Source data
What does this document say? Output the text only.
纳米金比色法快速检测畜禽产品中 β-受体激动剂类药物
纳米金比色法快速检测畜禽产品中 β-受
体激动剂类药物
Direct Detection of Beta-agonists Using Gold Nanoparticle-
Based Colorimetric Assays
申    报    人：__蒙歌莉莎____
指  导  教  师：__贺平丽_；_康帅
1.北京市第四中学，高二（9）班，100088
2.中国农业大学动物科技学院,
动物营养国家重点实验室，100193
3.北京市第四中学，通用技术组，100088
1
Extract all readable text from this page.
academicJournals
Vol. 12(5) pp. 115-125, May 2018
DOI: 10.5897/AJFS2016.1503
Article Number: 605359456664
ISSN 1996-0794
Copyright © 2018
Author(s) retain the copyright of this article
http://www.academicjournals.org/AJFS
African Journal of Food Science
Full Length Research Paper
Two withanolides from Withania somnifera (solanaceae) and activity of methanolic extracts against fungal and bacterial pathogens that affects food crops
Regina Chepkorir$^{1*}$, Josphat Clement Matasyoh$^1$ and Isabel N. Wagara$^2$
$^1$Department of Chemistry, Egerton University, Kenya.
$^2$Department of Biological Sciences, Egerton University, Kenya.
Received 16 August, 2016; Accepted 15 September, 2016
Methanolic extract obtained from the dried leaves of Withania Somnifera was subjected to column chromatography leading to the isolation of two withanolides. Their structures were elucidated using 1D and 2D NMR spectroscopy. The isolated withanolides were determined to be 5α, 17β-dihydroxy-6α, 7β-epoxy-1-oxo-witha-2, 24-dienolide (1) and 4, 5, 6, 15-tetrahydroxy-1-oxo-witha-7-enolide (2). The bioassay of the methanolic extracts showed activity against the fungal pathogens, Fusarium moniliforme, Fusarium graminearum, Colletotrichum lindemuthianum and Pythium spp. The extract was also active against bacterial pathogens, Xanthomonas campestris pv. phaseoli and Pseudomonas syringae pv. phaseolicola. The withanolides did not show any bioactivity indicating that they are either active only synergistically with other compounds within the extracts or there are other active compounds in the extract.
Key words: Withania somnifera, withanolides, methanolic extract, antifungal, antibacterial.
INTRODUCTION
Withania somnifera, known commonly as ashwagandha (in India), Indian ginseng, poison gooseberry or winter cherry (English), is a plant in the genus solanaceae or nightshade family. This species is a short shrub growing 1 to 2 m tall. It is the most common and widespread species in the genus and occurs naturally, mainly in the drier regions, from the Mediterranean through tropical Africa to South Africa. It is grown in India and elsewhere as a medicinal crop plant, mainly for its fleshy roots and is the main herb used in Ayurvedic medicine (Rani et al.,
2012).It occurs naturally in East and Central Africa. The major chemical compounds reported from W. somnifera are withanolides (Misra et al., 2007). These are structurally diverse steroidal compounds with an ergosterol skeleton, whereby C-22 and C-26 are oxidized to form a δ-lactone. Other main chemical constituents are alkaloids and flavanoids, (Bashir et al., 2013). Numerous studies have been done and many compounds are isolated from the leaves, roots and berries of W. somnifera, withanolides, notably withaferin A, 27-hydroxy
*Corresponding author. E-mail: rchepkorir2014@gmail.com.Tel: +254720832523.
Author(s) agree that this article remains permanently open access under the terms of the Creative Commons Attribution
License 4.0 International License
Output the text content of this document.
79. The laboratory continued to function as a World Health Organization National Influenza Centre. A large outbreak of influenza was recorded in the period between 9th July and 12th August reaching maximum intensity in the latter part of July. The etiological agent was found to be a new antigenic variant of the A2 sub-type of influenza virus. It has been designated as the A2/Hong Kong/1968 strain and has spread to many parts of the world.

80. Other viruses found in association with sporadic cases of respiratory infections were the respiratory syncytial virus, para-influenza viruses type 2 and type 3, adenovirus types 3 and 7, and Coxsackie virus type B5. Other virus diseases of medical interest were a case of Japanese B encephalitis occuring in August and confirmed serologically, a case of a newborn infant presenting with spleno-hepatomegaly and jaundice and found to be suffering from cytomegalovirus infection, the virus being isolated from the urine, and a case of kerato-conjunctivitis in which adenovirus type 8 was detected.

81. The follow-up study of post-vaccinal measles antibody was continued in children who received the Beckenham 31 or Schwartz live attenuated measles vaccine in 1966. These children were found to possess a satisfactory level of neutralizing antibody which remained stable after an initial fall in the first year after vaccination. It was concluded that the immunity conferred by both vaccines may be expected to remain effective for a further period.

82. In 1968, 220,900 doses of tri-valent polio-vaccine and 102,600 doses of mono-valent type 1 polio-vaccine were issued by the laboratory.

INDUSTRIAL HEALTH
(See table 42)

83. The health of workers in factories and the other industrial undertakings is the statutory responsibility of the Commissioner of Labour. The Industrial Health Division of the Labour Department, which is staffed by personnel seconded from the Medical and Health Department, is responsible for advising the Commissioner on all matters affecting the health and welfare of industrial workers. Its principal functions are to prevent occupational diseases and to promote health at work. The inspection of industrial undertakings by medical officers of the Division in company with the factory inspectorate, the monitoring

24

* **TASK DESCRIPTION**: A verbatim copy of every entry is required.

* **ANSWER TO THIS TASK**:
What does this document say? Output the text only.
纳米金比色法快速检测畜禽产品中 β-受体激动剂类药物
纳米金比色法快速检测畜禽产品中 β-受
体激动剂类药物
Direct Detection of Beta-agonists Using Gold Nanoparticle-
Based Colorimetric Assays
申    报    人：__蒙歌莉莎____
指  导  教  师：__贺平丽_；_康帅
1.北京市第四中学，高二（9）班，100088
2.中国农业大学动物科技学院,
动物营养国家重点实验室，100193
3.北京市第四中学，通用技术组，100088
1
Extract all readable text from this page.
academicJournals
Vol. 12(5) pp. 115-125, May 2018
DOI: 10.5897/AJFS2016.1503
Article Number: 605359456664
ISSN 1996-0794
Copyright © 2018
Author(s) retain the copyright of this article
http://www.academicjournals.org/AJFS
African Journal of Food Science
Full Length Research Paper
Two withanolides from Withania somnifera (solanaceae) and activity of methanolic extracts against fungal and bacterial pathogens that affects food crops
Regina Chepkorir$^{1*}$, Josphat Clement Matasyoh$^1$ and Isabel N. Wagara$^2$
$^1$Department of Chemistry, Egerton University, Kenya.
$^2$Department of Biological Sciences, Egerton University, Kenya.
Received 16 August, 2016; Accepted 15 September, 2016
Methanolic extract obtained from the dried leaves of Withania Somnifera was subjected to column chromatography leading to the isolation of two withanolides. Their structures were elucidated using 1D and 2D NMR spectroscopy. The isolated withanolides were determined to be 5α, 17β-dihydroxy-6α, 7β-epoxy-1-oxo-witha-2, 24-dienolide (1) and 4, 5, 6, 15-tetrahydroxy-1-oxo-witha-7-enolide (2). The bioassay of the methanolic extracts showed activity against the fungal pathogens, Fusarium moniliforme, Fusarium graminearum, Colletotrichum lindemuthianum and Pythium spp. The extract was also active against bacterial pathogens, Xanthomonas campestris pv. phaseoli and Pseudomonas syringae pv. phaseolicola. The withanolides did not show any bioactivity indicating that they are either active only synergistically with other compounds within the extracts or there are other active compounds in the extract.
Key words: Withania somnifera, withanolides, methanolic extract, antifungal, antibacterial.
INTRODUCTION
Withania somnifera, known commonly as ashwagandha (in India), Indian ginseng, poison gooseberry or winter cherry (English), is a plant in the genus solanaceae or nightshade family. This species is a short shrub growing 1 to 2 m tall. It is the most common and widespread species in the genus and occurs naturally, mainly in the drier regions, from the Mediterranean through tropical Africa to South Africa. It is grown in India and elsewhere as a medicinal crop plant, mainly for its fleshy roots and is the main herb used in Ayurvedic medicine (Rani et al.,
2012).It occurs naturally in East and Central Africa. The major chemical compounds reported from W. somnifera are withanolides (Misra et al., 2007). These are structurally diverse steroidal compounds with an ergosterol skeleton, whereby C-22 and C-26 are oxidized to form a δ-lactone. Other main chemical constituents are alkaloids and flavanoids, (Bashir et al., 2013). Numerous studies have been done and many compounds are isolated from the leaves, roots and berries of W. somnifera, withanolides, notably withaferin A, 27-hydroxy
*Corresponding author. E-mail: rchepkorir2014@gmail.com.Tel: +254720832523.
Author(s) agree that this article remains permanently open access under the terms of the Creative Commons Attribution
License 4.0 International License
Output the text content of this document.
79. The laboratory continued to function as a World Health Organization National Influenza Centre. A large outbreak of influenza was recorded in the period between 9th July and 12th August reaching maximum intensity in the latter part of July. The etiological agent was found to be a new antigenic variant of the A2 sub-type of influenza virus. It has been designated as the A2/Hong Kong/1968 strain and has spread to many parts of the world.

80. Other viruses found in association with sporadic cases of respiratory infections were the respiratory syncytial virus, para-influenza viruses type 2 and type 3, adenovirus types 3 and 7, and Coxsackie virus type B5. Other virus diseases of medical interest were a case of Japanese B encephalitis occuring in August and confirmed serologically, a case of a newborn infant presenting with spleno-hepatomegaly and jaundice and found to be suffering from cytomegalovirus infection, the virus being isolated from the urine, and a case of kerato-conjunctivitis in which adenovirus type 8 was detected.

81. The follow-up study of post-vaccinal measles antibody was continued in children who received the Beckenham 31 or Schwartz live attenuated measles vaccine in 1966. These children were found to possess a satisfactory level of neutralizing antibody which remained stable after an initial fall in the first year after vaccination. It was concluded that the immunity conferred by both vaccines may be expected to remain effective for a further period.

82. In 1968, 220,900 doses of tri-valent polio-vaccine and 102,600 doses of mono-valent type 1 polio-vaccine were issued by the laboratory.

INDUSTRIAL HEALTH
(See table 42)

83. The health of workers in factories and the other industrial undertakings is the statutory responsibility of the Commissioner of Labour. The Industrial Health Division of the Labour Department, which is staffed by personnel seconded from the Medical and Health Department, is responsible for advising the Commissioner on all matters affecting the health and welfare of industrial workers. Its principal functions are to prevent occupational diseases and to promote health at work. The inspection of industrial undertakings by medical officers of the Division in company with the factory inspectorate, the monitoring

24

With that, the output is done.